### STATED PROBLEM
The complete listing should be restated exactly.

[begin MATERIAL FOR THIS TASK]

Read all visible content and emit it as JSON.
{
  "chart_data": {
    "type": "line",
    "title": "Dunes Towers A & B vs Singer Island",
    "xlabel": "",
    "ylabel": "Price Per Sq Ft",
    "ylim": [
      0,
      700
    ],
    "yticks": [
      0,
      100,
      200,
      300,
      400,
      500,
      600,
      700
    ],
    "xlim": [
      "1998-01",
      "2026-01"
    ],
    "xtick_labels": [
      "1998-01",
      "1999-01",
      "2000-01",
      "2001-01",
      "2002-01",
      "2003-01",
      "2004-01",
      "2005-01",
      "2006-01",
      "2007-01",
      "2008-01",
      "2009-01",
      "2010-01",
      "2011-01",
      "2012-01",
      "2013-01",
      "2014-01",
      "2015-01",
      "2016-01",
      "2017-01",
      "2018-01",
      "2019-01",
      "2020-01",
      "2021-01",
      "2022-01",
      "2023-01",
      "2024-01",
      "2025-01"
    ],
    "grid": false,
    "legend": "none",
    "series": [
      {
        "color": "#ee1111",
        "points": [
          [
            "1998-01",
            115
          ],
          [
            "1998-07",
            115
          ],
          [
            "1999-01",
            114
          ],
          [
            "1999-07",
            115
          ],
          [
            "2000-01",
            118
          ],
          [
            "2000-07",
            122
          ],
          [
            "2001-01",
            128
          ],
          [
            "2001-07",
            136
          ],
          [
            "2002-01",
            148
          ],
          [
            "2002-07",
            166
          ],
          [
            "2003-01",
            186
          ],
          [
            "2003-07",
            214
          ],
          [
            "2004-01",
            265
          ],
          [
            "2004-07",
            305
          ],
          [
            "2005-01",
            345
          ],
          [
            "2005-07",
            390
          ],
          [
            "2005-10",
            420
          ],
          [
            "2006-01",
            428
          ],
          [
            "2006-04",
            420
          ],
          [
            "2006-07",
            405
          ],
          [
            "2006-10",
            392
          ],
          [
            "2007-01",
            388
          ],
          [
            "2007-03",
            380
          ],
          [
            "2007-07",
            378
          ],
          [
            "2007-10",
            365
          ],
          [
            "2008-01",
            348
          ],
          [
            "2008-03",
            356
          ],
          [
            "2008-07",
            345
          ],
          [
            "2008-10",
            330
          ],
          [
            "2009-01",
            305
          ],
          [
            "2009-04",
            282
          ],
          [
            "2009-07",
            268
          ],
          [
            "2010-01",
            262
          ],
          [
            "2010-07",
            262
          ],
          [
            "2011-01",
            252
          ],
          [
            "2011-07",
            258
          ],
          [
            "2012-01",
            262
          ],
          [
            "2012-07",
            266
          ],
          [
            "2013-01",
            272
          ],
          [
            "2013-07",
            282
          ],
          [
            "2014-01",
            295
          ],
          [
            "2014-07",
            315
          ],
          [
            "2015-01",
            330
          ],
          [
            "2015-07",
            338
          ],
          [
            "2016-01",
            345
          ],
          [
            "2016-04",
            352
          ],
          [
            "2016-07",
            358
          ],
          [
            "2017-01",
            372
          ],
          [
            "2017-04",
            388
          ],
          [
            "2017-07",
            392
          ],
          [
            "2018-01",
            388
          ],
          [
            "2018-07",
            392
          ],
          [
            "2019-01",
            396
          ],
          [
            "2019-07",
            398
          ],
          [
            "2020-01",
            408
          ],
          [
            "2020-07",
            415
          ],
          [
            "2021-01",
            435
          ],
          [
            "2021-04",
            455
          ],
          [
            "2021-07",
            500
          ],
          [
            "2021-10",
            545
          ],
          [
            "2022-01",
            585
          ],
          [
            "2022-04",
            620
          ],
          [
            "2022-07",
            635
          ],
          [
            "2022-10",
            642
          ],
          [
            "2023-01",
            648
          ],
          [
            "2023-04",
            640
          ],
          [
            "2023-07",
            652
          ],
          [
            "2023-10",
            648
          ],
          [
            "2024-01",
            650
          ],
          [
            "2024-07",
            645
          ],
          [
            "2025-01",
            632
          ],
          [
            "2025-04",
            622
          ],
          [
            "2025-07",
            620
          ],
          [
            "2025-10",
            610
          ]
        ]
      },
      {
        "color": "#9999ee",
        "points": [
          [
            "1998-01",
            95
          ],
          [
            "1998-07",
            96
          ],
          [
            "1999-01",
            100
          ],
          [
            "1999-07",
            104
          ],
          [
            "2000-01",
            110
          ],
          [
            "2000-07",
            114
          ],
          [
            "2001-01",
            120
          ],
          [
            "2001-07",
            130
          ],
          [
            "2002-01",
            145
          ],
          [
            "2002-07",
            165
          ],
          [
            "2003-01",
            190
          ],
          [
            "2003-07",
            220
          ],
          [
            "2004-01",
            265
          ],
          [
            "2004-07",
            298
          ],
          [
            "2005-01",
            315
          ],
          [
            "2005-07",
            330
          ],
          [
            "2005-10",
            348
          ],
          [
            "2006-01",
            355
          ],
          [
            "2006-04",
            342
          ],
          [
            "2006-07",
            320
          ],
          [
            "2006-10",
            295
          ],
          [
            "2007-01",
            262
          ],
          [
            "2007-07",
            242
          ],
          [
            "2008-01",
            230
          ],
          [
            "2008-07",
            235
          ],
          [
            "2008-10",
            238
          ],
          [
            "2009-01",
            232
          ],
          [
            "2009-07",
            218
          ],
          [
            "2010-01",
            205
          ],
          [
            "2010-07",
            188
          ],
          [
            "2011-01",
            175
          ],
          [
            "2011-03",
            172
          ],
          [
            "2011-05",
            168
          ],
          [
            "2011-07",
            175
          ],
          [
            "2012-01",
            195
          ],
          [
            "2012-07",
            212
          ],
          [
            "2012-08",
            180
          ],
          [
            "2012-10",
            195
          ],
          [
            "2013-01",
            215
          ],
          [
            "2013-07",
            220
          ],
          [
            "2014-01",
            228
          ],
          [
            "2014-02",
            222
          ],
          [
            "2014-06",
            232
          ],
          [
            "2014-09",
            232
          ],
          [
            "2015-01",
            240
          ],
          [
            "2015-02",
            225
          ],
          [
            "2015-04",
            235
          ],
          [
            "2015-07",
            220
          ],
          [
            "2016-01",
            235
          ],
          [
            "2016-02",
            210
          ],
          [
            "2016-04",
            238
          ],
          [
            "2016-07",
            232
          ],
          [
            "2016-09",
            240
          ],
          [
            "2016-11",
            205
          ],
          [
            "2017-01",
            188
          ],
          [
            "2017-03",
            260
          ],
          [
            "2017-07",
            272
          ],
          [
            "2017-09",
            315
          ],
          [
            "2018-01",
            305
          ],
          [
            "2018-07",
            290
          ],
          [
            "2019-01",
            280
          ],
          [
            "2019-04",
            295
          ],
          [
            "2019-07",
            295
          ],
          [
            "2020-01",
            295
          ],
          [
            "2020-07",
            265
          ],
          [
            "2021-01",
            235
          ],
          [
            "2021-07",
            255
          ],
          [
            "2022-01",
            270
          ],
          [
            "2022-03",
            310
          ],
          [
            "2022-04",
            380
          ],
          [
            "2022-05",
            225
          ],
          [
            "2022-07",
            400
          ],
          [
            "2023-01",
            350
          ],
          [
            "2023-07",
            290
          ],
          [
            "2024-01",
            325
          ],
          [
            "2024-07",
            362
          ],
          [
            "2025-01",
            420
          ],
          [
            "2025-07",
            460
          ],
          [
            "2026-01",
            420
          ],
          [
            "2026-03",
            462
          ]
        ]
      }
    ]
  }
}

[end MATERIAL FOR THIS TASK]

### TASK RESPONSE
Read all visible content and emit it as JSON.
{
  "chart_data": {
    "type": "line",
    "title": "Dunes Towers A & B vs Singer Island",
    "xlabel": "",
    "ylabel": "Price Per Sq Ft",
    "ylim": [
      0,
      700
    ],
    "yticks": [
      0,
      100,
      200,
      300,
      400,
      500,
      600,
      700
    ],
    "xlim": [
      "1998-01",
      "2026-01"
    ],
    "xtick_labels": [
      "1998-01",
      "1999-01",
      "2000-01",
      "2001-01",
      "2002-01",
      "2003-01",
      "2004-01",
      "2005-01",
      "2006-01",
      "2007-01",
      "2008-01",
      "2009-01",
      "2010-01",
      "2011-01",
      "2012-01",
      "2013-01",
      "2014-01",
      "2015-01",
      "2016-01",
      "2017-01",
      "2018-01",
      "2019-01",
      "2020-01",
      "2021-01",
      "2022-01",
      "2023-01",
      "2024-01",
      "2025-01"
    ],
    "grid": false,
    "legend": "none",
    "series": [
      {
        "color": "#ee1111",
        "points": [
          [
            "1998-01",
            115
          ],
          [
            "1998-07",
            115
          ],
          [
            "1999-01",
            114
          ],
          [
            "1999-07",
            115
          ],
          [
            "2000-01",
            118
          ],
          [
            "2000-07",
            122
          ],
          [
            "2001-01",
            128
          ],
          [
            "2001-07",
            136
          ],
          [
            "2002-01",
            148
          ],
          [
            "2002-07",
            166
          ],
          [
            "2003-01",
            186
          ],
          [
            "2003-07",
            214
          ],
          [
            "2004-01",
            265
          ],
          [
            "2004-07",
            305
          ],
          [
            "2005-01",
            345
          ],
          [
            "2005-07",
            390
          ],
          [
            "2005-10",
            420
          ],
          [
            "2006-01",
            428
          ],
          [
            "2006-04",
            420
          ],
          [
            "2006-07",
            405
          ],
          [
            "2006-10",
            392
          ],
          [
            "2007-01",
            388
          ],
          [
            "2007-03",
            380
          ],
          [
            "2007-07",
            378
          ],
          [
            "2007-10",
            365
          ],
          [
            "2008-01",
            348
          ],
          [
            "2008-03",
            356
          ],
          [
            "2008-07",
            345
          ],
          [
            "2008-10",
            330
          ],
          [
            "2009-01",
            305
          ],
          [
            "2009-04",
            282
          ],
          [
            "2009-07",
            268
          ],
          [
            "2010-01",
            262
          ],
          [
            "2010-07",
            262
          ],
          [
            "2011-01",
            252
          ],
          [
            "2011-07",
            258
          ],
          [
            "2012-01",
            262
          ],
          [
            "2012-07",
            266
          ],
          [
            "2013-01",
            272
          ],
          [
            "2013-07",
            282
          ],
          [
            "2014-01",
            295
          ],
          [
            "2014-07",
            315
          ],
          [
            "2015-01",
            330
          ],
          [
            "2015-07",
            338
          ],
          [
            "2016-01",
            345
          ],
          [
            "2016-04",
            352
          ],
          [
            "2016-07",
            358
          ],
          [
            "2017-01",
            372
          ],
          [
            "2017-04",
            388
          ],
          [
            "2017-07",
            392
          ],
          [
            "2018-01",
            388
          ],
          [
            "2018-07",
            392
          ],
          [
            "2019-01",
            396
          ],
          [
            "2019-07",
            398
          ],
          [
            "2020-01",
            408
          ],
          [
            "2020-07",
            415
          ],
          [
            "2021-01",
            435
          ],
          [
            "2021-04",
            455
          ],
          [
            "2021-07",
            500
          ],
          [
            "2021-10",
            545
          ],
          [
            "2022-01",
            585
          ],
          [
            "2022-04",
            620
          ],
          [
            "2022-07",
            635
          ],
          [
            "2022-10",
            642
          ],
          [
            "2023-01",
            648
          ],
          [
            "2023-04",
            640
          ],
          [
            "2023-07",
            652
          ],
          [
            "2023-10",
            648
          ],
          [
            "2024-01",
            650
          ],
          [
            "2024-07",
            645
          ],
          [
            "2025-01",
            632
          ],
          [
            "2025-04",
            622
          ],
          [
            "2025-07",
            620
          ],
          [
            "2025-10",
            610
          ]
        ]
      },
      {
        "color": "#9999ee",
        "points": [
          [
            "1998-01",
            95
          ],
          [
            "1998-07",
            96
          ],
          [
            "1999-01",
            100
          ],
          [
            "1999-07",
            104
          ],
          [
            "2000-01",
            110
          ],
          [
            "2000-07",
            114
          ],
          [
            "2001-01",
            120
          ],
          [
            "2001-07",
            130
          ],
          [
            "2002-01",
            145
          ],
          [
            "2002-07",
            165
          ],
          [
            "2003-01",
            190
          ],
          [
            "2003-07",
            220
          ],
          [
            "2004-01",
            265
          ],
          [
            "2004-07",
            298
          ],
          [
            "2005-01",
            315
          ],
          [
            "2005-07",
            330
          ],
          [
            "2005-10",
            348
          ],
          [
            "2006-01",
            355
          ],
          [
            "2006-04",
            342
          ],
          [
            "2006-07",
            320
          ],
          [
            "2006-10",
            295
          ],
          [
            "2007-01",
            262
          ],
          [
            "2007-07",
            242
          ],
          [
            "2008-01",
            230
          ],
          [
            "2008-07",
            235
          ],
          [
            "2008-10",
            238
          ],
          [
            "2009-01",
            232
          ],
          [
            "2009-07",
            218
          ],
          [
            "2010-01",
            205
          ],
          [
            "2010-07",
            188
          ],
          [
            "2011-01",
            175
          ],
          [
            "2011-03",
            172
          ],
          [
            "2011-05",
            168
          ],
          [
            "2011-07",
            175
          ],
          [
            "2012-01",
            195
          ],
          [
            "2012-07",
            212
          ],
          [
            "2012-08",
            180
          ],
          [
            "2012-10",
            195
          ],
          [
            "2013-01",
            215
          ],
          [
            "2013-07",
            220
          ],
          [
            "2014-01",
            228
          ],
          [
            "2014-02",
            222
          ],
          [
            "2014-06",
            232
          ],
          [
            "2014-09",
            232
          ],
          [
            "2015-01",
            240
          ],
          [
            "2015-02",
            225
          ],
          [
            "2015-04",
            235
          ],
          [
            "2015-07",
            220
          ],
          [
            "2016-01",
            235
          ],
          [
            "2016-02",
            210
          ],
          [
            "2016-04",
            238
          ],
          [
            "2016-07",
            232
          ],
          [
            "2016-09",
            240
          ],
          [
            "2016-11",
            205
          ],
          [
            "2017-01",
            188
          ],
          [
            "2017-03",
            260
          ],
          [
            "2017-07",
            272
          ],
          [
            "2017-09",
            315
          ],
          [
            "2018-01",
            305
          ],
          [
            "2018-07",
            290
          ],
          [
            "2019-01",
            280
          ],
          [
            "2019-04",
            295
          ],
          [
            "2019-07",
            295
          ],
          [
            "2020-01",
            295
          ],
          [
            "2020-07",
            265
          ],
          [
            "2021-01",
            235
          ],
          [
            "2021-07",
            255
          ],
          [
            "2022-01",
            270
          ],
          [
            "2022-03",
            310
          ],
          [
            "2022-04",
            380
          ],
          [
            "2022-05",
            225
          ],
          [
            "2022-07",
            400
          ],
          [
            "2023-01",
            350
          ],
          [
            "2023-07",
            290
          ],
          [
            "2024-01",
            325
          ],
          [
            "2024-07",
            362
          ],
          [
            "2025-01",
            420
          ],
          [
            "2025-07",
            460
          ],
          [
            "2026-01",
            420
          ],
          [
            "2026-03",
            462
          ]
        ]
      }
    ]
  }
}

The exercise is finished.